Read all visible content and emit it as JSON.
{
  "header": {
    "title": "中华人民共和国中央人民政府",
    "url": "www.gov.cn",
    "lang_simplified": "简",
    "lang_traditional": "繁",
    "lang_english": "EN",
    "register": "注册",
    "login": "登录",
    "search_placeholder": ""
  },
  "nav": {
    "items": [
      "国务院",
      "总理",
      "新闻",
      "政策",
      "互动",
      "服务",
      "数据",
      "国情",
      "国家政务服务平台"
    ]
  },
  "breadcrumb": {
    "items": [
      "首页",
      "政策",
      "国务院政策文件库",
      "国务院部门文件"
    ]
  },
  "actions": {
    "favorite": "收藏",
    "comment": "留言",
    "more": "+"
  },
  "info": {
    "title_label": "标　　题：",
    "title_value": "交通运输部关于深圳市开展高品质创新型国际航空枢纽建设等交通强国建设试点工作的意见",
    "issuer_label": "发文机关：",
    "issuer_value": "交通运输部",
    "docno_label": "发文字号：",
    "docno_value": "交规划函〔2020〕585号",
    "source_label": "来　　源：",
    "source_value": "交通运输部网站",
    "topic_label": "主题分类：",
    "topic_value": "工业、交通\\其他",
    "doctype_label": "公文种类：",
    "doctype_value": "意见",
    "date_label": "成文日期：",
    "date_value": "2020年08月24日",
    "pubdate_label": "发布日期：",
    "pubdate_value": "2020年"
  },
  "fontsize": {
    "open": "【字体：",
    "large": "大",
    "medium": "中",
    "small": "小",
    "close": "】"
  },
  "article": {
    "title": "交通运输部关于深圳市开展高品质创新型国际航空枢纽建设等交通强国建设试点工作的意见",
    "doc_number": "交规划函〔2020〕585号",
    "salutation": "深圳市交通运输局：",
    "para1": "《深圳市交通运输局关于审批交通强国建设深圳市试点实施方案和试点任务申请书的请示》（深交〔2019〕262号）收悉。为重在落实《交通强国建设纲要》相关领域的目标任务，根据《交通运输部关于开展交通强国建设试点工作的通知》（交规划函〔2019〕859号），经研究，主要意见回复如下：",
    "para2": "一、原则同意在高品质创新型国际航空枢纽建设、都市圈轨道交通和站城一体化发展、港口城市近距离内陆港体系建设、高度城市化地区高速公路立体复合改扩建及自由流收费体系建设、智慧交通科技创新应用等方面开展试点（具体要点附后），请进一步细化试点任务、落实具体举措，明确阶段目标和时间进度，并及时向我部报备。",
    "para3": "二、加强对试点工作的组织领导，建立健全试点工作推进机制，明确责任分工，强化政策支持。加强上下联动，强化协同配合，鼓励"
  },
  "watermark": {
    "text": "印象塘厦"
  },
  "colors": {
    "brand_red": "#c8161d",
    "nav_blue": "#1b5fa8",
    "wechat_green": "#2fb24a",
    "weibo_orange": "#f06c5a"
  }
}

# # # # # # #

Quote the listing in full, please, keeping every line exact.

§ **The reply**
Read all visible content and emit it as JSON.
{
  "header": {
    "title": "中华人民共和国中央人民政府",
    "url": "www.gov.cn",
    "lang_simplified": "简",
    "lang_traditional": "繁",
    "lang_english": "EN",
    "register": "注册",
    "login": "登录",
    "search_placeholder": ""
  },
  "nav": {
    "items": [
      "国务院",
      "总理",
      "新闻",
      "政策",
      "互动",
      "服务",
      "数据",
      "国情",
      "国家政务服务平台"
    ]
  },
  "breadcrumb": {
    "items": [
      "首页",
      "政策",
      "国务院政策文件库",
      "国务院部门文件"
    ]
  },
  "actions": {
    "favorite": "收藏",
    "comment": "留言",
    "more": "+"
  },
  "info": {
    "title_label": "标　　题：",
    "title_value": "交通运输部关于深圳市开展高品质创新型国际航空枢纽建设等交通强国建设试点工作的意见",
    "issuer_label": "发文机关：",
    "issuer_value": "交通运输部",
    "docno_label": "发文字号：",
    "docno_value": "交规划函〔2020〕585号",
    "source_label": "来　　源：",
    "source_value": "交通运输部网站",
    "topic_label": "主题分类：",
    "topic_value": "工业、交通\\其他",
    "doctype_label": "公文种类：",
    "doctype_value": "意见",
    "date_label": "成文日期：",
    "date_value": "2020年08月24日",
    "pubdate_label": "发布日期：",
    "pubdate_value": "2020年"
  },
  "fontsize": {
    "open": "【字体：",
    "large": "大",
    "medium": "中",
    "small": "小",
    "close": "】"
  },
  "article": {
    "title": "交通运输部关于深圳市开展高品质创新型国际航空枢纽建设等交通强国建设试点工作的意见",
    "doc_number": "交规划函〔2020〕585号",
    "salutation": "深圳市交通运输局：",
    "para1": "《深圳市交通运输局关于审批交通强国建设深圳市试点实施方案和试点任务申请书的请示》（深交〔2019〕262号）收悉。为重在落实《交通强国建设纲要》相关领域的目标任务，根据《交通运输部关于开展交通强国建设试点工作的通知》（交规划函〔2019〕859号），经研究，主要意见回复如下：",
    "para2": "一、原则同意在高品质创新型国际航空枢纽建设、都市圈轨道交通和站城一体化发展、港口城市近距离内陆港体系建设、高度城市化地区高速公路立体复合改扩建及自由流收费体系建设、智慧交通科技创新应用等方面开展试点（具体要点附后），请进一步细化试点任务、落实具体举措，明确阶段目标和时间进度，并及时向我部报备。",
    "para3": "二、加强对试点工作的组织领导，建立健全试点工作推进机制，明确责任分工，强化政策支持。加强上下联动，强化协同配合，鼓励"
  },
  "watermark": {
    "text": "印象塘厦"
  },
  "colors": {
    "brand_red": "#c8161d",
    "nav_blue": "#1b5fa8",
    "wechat_green": "#2fb24a",
    "weibo_orange": "#f06c5a"
  }
}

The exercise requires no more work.